-- begin Exercise input --
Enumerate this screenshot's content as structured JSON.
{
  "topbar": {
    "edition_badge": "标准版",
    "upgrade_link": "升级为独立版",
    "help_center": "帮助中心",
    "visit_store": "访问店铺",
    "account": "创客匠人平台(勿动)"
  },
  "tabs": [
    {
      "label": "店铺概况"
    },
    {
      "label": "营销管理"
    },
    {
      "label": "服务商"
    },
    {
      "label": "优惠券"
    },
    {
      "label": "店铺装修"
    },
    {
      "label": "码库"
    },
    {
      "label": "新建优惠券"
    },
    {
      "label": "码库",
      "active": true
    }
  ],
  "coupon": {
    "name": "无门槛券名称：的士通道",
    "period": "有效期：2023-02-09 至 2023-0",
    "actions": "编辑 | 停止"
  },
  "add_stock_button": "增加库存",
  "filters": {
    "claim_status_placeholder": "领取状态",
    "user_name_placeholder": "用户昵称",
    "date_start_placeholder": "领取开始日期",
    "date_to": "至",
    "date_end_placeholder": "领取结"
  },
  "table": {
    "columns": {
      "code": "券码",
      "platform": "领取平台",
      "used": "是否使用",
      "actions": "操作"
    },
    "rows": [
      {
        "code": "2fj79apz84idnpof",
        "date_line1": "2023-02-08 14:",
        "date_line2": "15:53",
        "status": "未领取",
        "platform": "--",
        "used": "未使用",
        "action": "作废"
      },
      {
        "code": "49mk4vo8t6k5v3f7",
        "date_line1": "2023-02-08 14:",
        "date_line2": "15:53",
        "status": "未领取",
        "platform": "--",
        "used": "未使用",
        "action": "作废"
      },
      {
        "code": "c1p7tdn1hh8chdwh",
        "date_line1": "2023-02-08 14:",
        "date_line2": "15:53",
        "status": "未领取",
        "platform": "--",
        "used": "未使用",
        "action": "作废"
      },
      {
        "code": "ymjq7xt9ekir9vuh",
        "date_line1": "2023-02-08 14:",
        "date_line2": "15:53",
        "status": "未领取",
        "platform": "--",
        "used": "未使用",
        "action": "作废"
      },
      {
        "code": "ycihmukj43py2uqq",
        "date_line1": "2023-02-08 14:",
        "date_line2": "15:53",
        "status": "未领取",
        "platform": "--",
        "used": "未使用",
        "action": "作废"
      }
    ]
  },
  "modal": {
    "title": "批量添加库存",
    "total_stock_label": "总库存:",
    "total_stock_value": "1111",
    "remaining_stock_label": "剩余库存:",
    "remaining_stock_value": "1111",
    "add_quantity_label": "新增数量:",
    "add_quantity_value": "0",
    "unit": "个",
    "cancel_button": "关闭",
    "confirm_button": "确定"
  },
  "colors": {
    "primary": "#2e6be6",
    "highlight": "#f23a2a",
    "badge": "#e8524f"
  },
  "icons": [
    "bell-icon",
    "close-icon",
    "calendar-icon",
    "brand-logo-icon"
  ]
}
-- end Exercise input --
Given instruction: Every record shown above must be echoed exactly.

Result for this task:
Enumerate this screenshot's content as structured JSON.
{
  "topbar": {
    "edition_badge": "标准版",
    "upgrade_link": "升级为独立版",
    "help_center": "帮助中心",
    "visit_store": "访问店铺",
    "account": "创客匠人平台(勿动)"
  },
  "tabs": [
    {
      "label": "店铺概况"
    },
    {
      "label": "营销管理"
    },
    {
      "label": "服务商"
    },
    {
      "label": "优惠券"
    },
    {
      "label": "店铺装修"
    },
    {
      "label": "码库"
    },
    {
      "label": "新建优惠券"
    },
    {
      "label": "码库",
      "active": true
    }
  ],
  "coupon": {
    "name": "无门槛券名称：的士通道",
    "period": "有效期：2023-02-09 至 2023-0",
    "actions": "编辑 | 停止"
  },
  "add_stock_button": "增加库存",
  "filters": {
    "claim_status_placeholder": "领取状态",
    "user_name_placeholder": "用户昵称",
    "date_start_placeholder": "领取开始日期",
    "date_to": "至",
    "date_end_placeholder": "领取结"
  },
  "table": {
    "columns": {
      "code": "券码",
      "platform": "领取平台",
      "used": "是否使用",
      "actions": "操作"
    },
    "rows": [
      {
        "code": "2fj79apz84idnpof",
        "date_line1": "2023-02-08 14:",
        "date_line2": "15:53",
        "status": "未领取",
        "platform": "--",
        "used": "未使用",
        "action": "作废"
      },
      {
        "code": "49mk4vo8t6k5v3f7",
        "date_line1": "2023-02-08 14:",
        "date_line2": "15:53",
        "status": "未领取",
        "platform": "--",
        "used": "未使用",
        "action": "作废"
      },
      {
        "code": "c1p7tdn1hh8chdwh",
        "date_line1": "2023-02-08 14:",
        "date_line2": "15:53",
        "status": "未领取",
        "platform": "--",
        "used": "未使用",
        "action": "作废"
      },
      {
        "code": "ymjq7xt9ekir9vuh",
        "date_line1": "2023-02-08 14:",
        "date_line2": "15:53",
        "status": "未领取",
        "platform": "--",
        "used": "未使用",
        "action": "作废"
      },
      {
        "code": "ycihmukj43py2uqq",
        "date_line1": "2023-02-08 14:",
        "date_line2": "15:53",
        "status": "未领取",
        "platform": "--",
        "used": "未使用",
        "action": "作废"
      }
    ]
  },
  "modal": {
    "title": "批量添加库存",
    "total_stock_label": "总库存:",
    "total_stock_value": "1111",
    "remaining_stock_label": "剩余库存:",
    "remaining_stock_value": "1111",
    "add_quantity_label": "新增数量:",
    "add_quantity_value": "0",
    "unit": "个",
    "cancel_button": "关闭",
    "confirm_button": "确定"
  },
  "colors": {
    "primary": "#2e6be6",
    "highlight": "#f23a2a",
    "badge": "#e8524f"
  },
  "icons": [
    "bell-icon",
    "close-icon",
    "calendar-icon",
    "brand-logo-icon"
  ]
}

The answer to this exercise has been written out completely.